**Work required**
Skip the pictures. Reproduce all other material exactly.

**Records for the task**

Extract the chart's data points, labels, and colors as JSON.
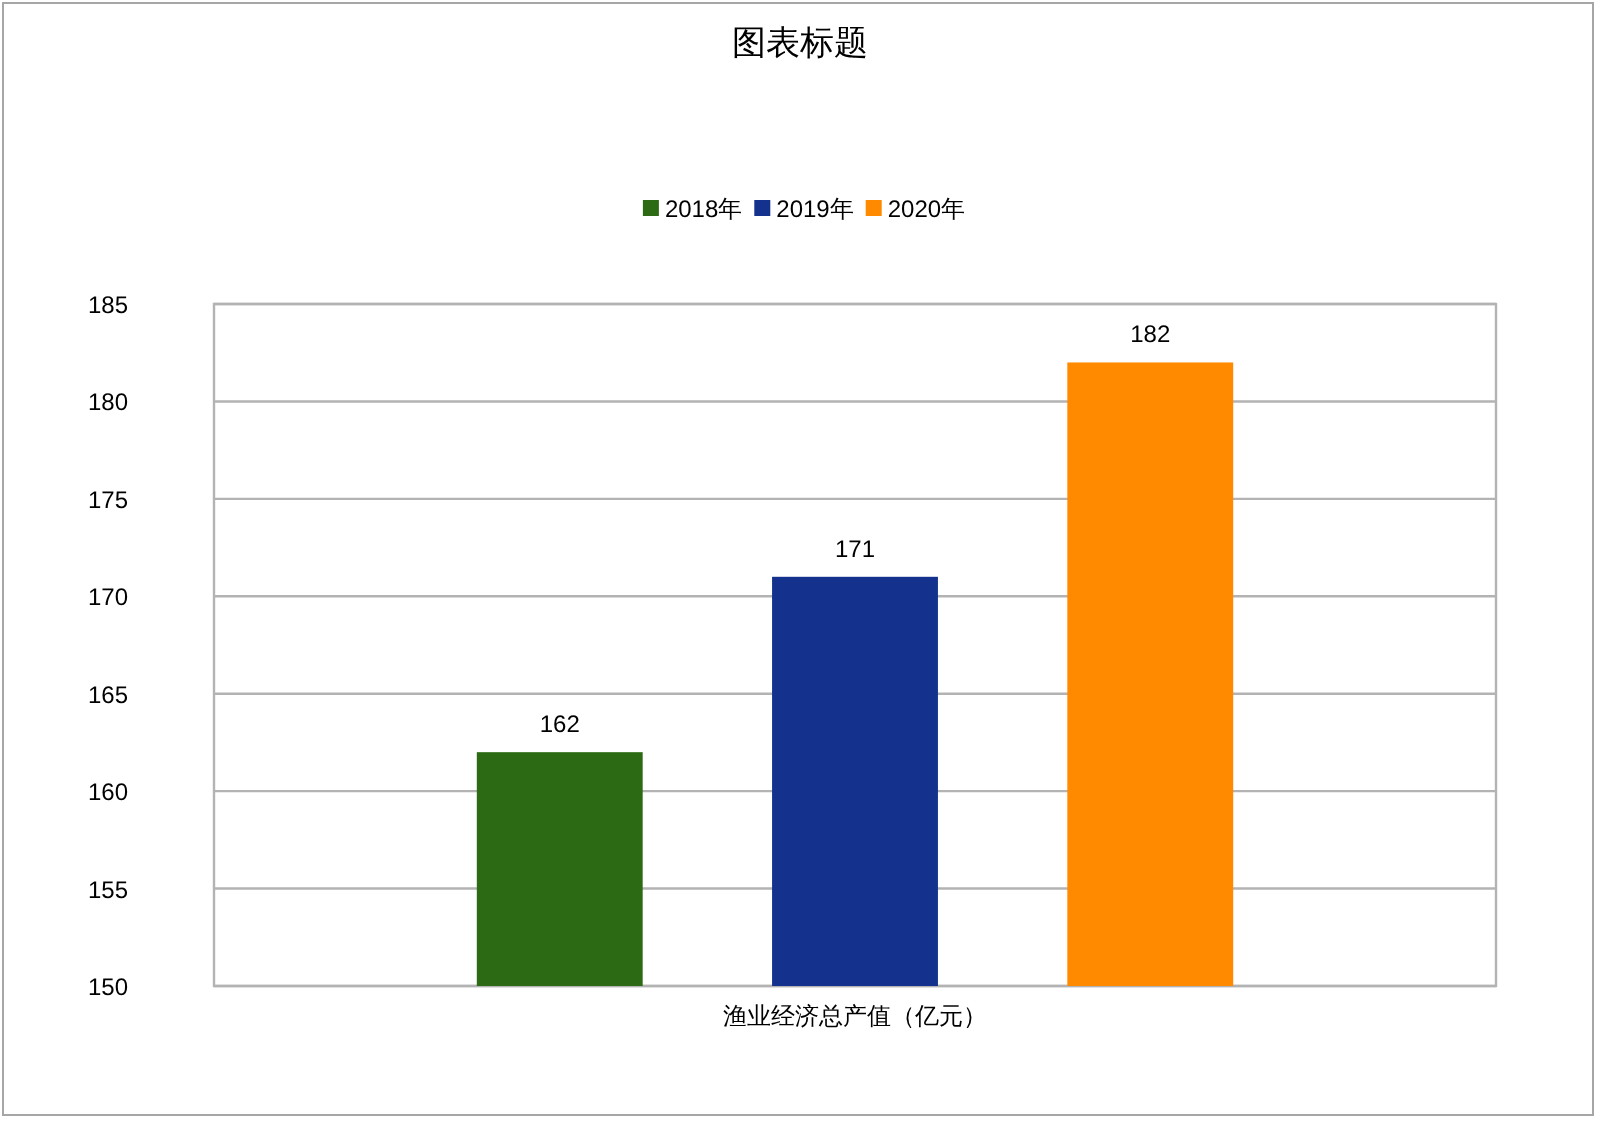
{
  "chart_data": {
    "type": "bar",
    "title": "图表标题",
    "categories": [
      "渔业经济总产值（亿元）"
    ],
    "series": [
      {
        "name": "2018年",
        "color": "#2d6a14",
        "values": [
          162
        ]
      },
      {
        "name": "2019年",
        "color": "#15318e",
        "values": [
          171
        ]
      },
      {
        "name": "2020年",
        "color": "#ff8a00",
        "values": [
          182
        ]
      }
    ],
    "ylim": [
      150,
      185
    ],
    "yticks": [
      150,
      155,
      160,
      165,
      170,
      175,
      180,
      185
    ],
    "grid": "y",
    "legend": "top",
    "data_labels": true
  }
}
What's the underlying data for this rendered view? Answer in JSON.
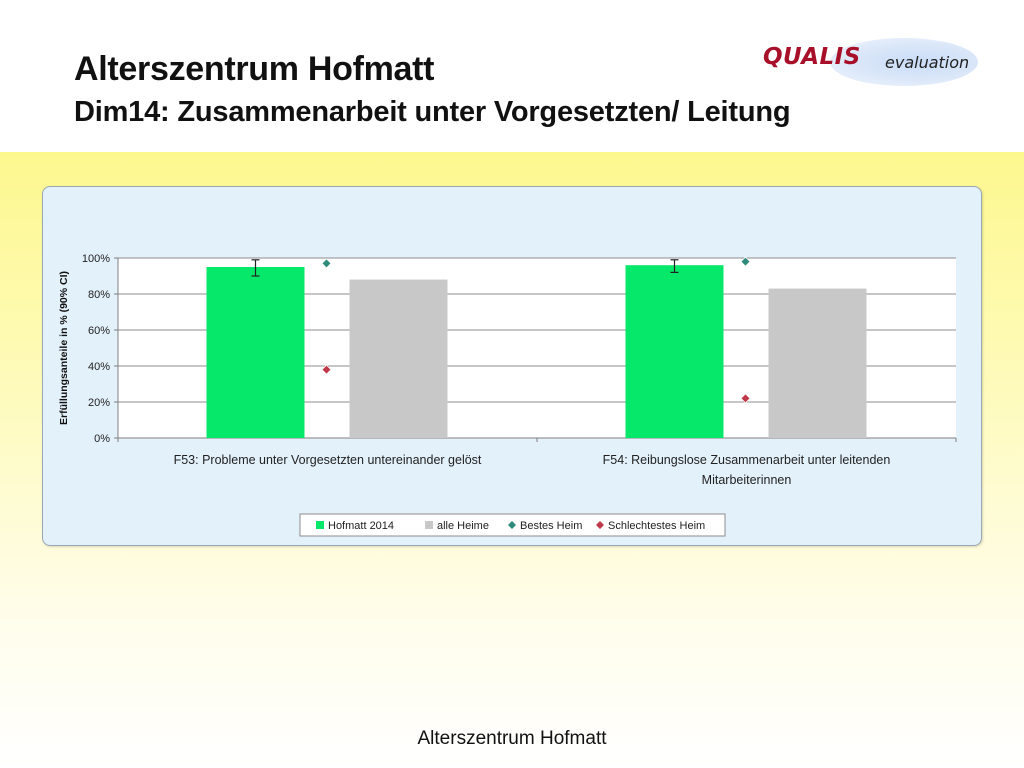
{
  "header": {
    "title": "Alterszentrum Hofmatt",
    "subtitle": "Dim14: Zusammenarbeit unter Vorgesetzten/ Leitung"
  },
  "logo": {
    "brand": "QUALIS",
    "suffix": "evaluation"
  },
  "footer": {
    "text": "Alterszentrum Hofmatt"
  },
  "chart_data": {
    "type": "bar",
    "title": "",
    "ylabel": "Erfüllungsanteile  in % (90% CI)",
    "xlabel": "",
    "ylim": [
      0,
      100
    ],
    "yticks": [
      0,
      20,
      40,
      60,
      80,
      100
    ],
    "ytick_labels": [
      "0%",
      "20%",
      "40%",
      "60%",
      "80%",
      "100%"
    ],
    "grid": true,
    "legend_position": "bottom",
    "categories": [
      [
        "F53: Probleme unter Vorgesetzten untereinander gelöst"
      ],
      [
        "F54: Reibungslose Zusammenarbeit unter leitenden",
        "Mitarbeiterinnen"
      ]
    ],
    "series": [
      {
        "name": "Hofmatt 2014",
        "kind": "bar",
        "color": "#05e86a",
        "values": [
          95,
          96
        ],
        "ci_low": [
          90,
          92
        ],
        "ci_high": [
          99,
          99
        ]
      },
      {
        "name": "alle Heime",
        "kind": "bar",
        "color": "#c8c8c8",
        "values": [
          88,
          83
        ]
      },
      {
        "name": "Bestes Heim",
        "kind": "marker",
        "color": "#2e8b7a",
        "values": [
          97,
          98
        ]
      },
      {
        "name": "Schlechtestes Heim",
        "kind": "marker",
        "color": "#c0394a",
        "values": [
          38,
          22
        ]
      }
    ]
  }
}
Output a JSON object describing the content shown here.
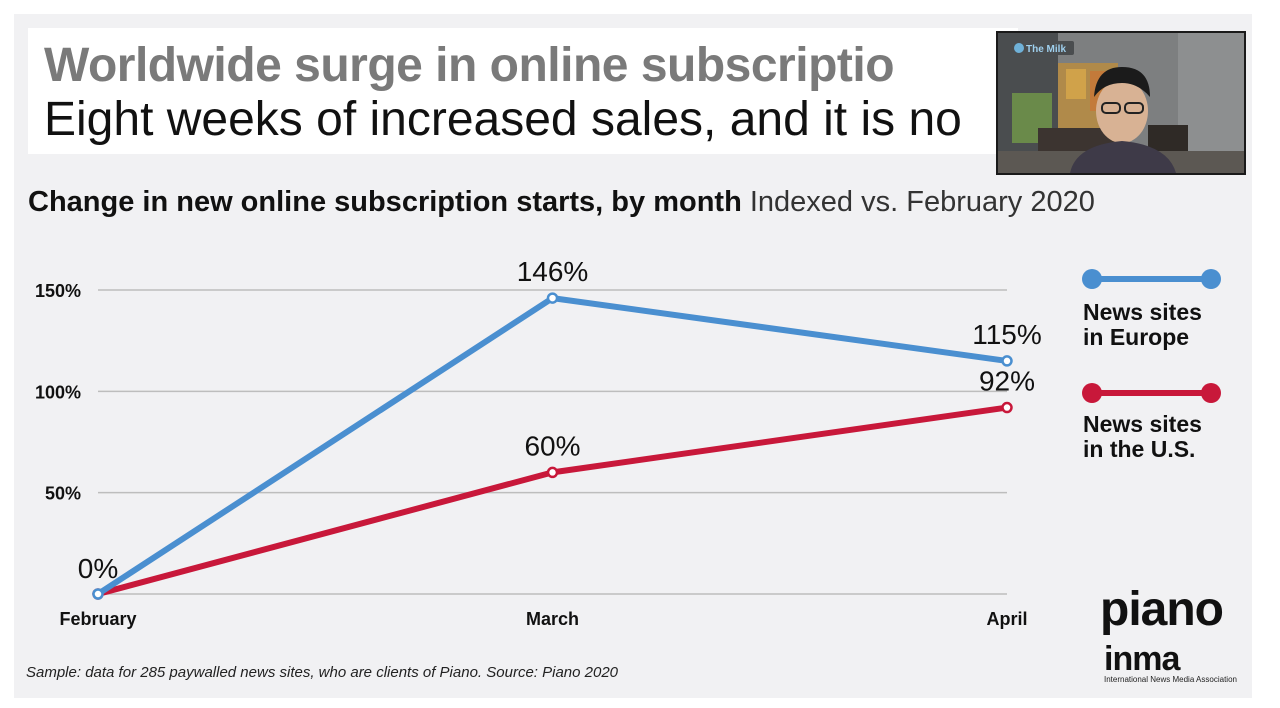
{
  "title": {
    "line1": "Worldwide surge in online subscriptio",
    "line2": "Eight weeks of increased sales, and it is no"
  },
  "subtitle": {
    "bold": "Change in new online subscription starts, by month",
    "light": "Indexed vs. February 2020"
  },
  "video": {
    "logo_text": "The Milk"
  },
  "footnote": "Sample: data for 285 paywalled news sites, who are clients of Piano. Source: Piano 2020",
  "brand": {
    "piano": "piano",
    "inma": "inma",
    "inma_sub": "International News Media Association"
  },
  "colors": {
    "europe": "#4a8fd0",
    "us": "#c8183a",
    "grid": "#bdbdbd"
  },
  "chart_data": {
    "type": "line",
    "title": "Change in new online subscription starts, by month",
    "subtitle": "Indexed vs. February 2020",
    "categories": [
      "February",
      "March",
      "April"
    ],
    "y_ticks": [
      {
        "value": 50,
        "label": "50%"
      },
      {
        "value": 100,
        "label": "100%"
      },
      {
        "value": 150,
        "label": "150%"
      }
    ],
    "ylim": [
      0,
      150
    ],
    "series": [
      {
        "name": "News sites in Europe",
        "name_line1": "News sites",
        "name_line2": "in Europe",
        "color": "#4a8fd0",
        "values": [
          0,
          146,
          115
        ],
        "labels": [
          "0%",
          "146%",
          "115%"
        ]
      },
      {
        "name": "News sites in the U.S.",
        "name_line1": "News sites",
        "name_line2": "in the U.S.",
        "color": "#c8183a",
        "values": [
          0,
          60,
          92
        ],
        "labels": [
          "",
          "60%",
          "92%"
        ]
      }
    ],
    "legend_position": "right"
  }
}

**Response to this task**
Extract the chart's data points, labels, and colors as JSON.
{
  "chart_data": {
    "type": "bar",
    "title": "图表标题",
    "categories": [
      "渔业经济总产值（亿元）"
    ],
    "series": [
      {
        "name": "2018年",
        "color": "#2d6a14",
        "values": [
          162
        ]
      },
      {
        "name": "2019年",
        "color": "#15318e",
        "values": [
          171
        ]
      },
      {
        "name": "2020年",
        "color": "#ff8a00",
        "values": [
          182
        ]
      }
    ],
    "ylim": [
      150,
      185
    ],
    "yticks": [
      150,
      155,
      160,
      165,
      170,
      175,
      180,
      185
    ],
    "grid": "y",
    "legend": "top",
    "data_labels": true
  }
}
What's the underlying data for this rendered view? Answer in JSON.
{
  "header": {
    "title": "Alterszentrum Hofmatt",
    "subtitle": "Dim14: Zusammenarbeit unter Vorgesetzten/ Leitung"
  },
  "logo": {
    "brand": "QUALIS",
    "suffix": "evaluation"
  },
  "footer": {
    "text": "Alterszentrum Hofmatt"
  },
  "chart_data": {
    "type": "bar",
    "title": "",
    "ylabel": "Erfüllungsanteile  in % (90% CI)",
    "xlabel": "",
    "ylim": [
      0,
      100
    ],
    "yticks": [
      0,
      20,
      40,
      60,
      80,
      100
    ],
    "ytick_labels": [
      "0%",
      "20%",
      "40%",
      "60%",
      "80%",
      "100%"
    ],
    "grid": true,
    "legend_position": "bottom",
    "categories": [
      [
        "F53: Probleme unter Vorgesetzten untereinander gelöst"
      ],
      [
        "F54: Reibungslose Zusammenarbeit unter leitenden",
        "Mitarbeiterinnen"
      ]
    ],
    "series": [
      {
        "name": "Hofmatt 2014",
        "kind": "bar",
        "color": "#05e86a",
        "values": [
          95,
          96
        ],
        "ci_low": [
          90,
          92
        ],
        "ci_high": [
          99,
          99
        ]
      },
      {
        "name": "alle Heime",
        "kind": "bar",
        "color": "#c8c8c8",
        "values": [
          88,
          83
        ]
      },
      {
        "name": "Bestes Heim",
        "kind": "marker",
        "color": "#2e8b7a",
        "values": [
          97,
          98
        ]
      },
      {
        "name": "Schlechtestes Heim",
        "kind": "marker",
        "color": "#c0394a",
        "values": [
          38,
          22
        ]
      }
    ]
  }
}
Output a JSON object describing the content shown here.
{
  "title": {
    "line1": "Worldwide surge in online subscriptio",
    "line2": "Eight weeks of increased sales, and it is no"
  },
  "subtitle": {
    "bold": "Change in new online subscription starts, by month",
    "light": "Indexed vs. February 2020"
  },
  "video": {
    "logo_text": "The Milk"
  },
  "footnote": "Sample: data for 285 paywalled news sites, who are clients of Piano. Source: Piano 2020",
  "brand": {
    "piano": "piano",
    "inma": "inma",
    "inma_sub": "International News Media Association"
  },
  "colors": {
    "europe": "#4a8fd0",
    "us": "#c8183a",
    "grid": "#bdbdbd"
  },
  "chart_data": {
    "type": "line",
    "title": "Change in new online subscription starts, by month",
    "subtitle": "Indexed vs. February 2020",
    "categories": [
      "February",
      "March",
      "April"
    ],
    "y_ticks": [
      {
        "value": 50,
        "label": "50%"
      },
      {
        "value": 100,
        "label": "100%"
      },
      {
        "value": 150,
        "label": "150%"
      }
    ],
    "ylim": [
      0,
      150
    ],
    "series": [
      {
        "name": "News sites in Europe",
        "name_line1": "News sites",
        "name_line2": "in Europe",
        "color": "#4a8fd0",
        "values": [
          0,
          146,
          115
        ],
        "labels": [
          "0%",
          "146%",
          "115%"
        ]
      },
      {
        "name": "News sites in the U.S.",
        "name_line1": "News sites",
        "name_line2": "in the U.S.",
        "color": "#c8183a",
        "values": [
          0,
          60,
          92
        ],
        "labels": [
          "",
          "60%",
          "92%"
        ]
      }
    ],
    "legend_position": "right"
  }
}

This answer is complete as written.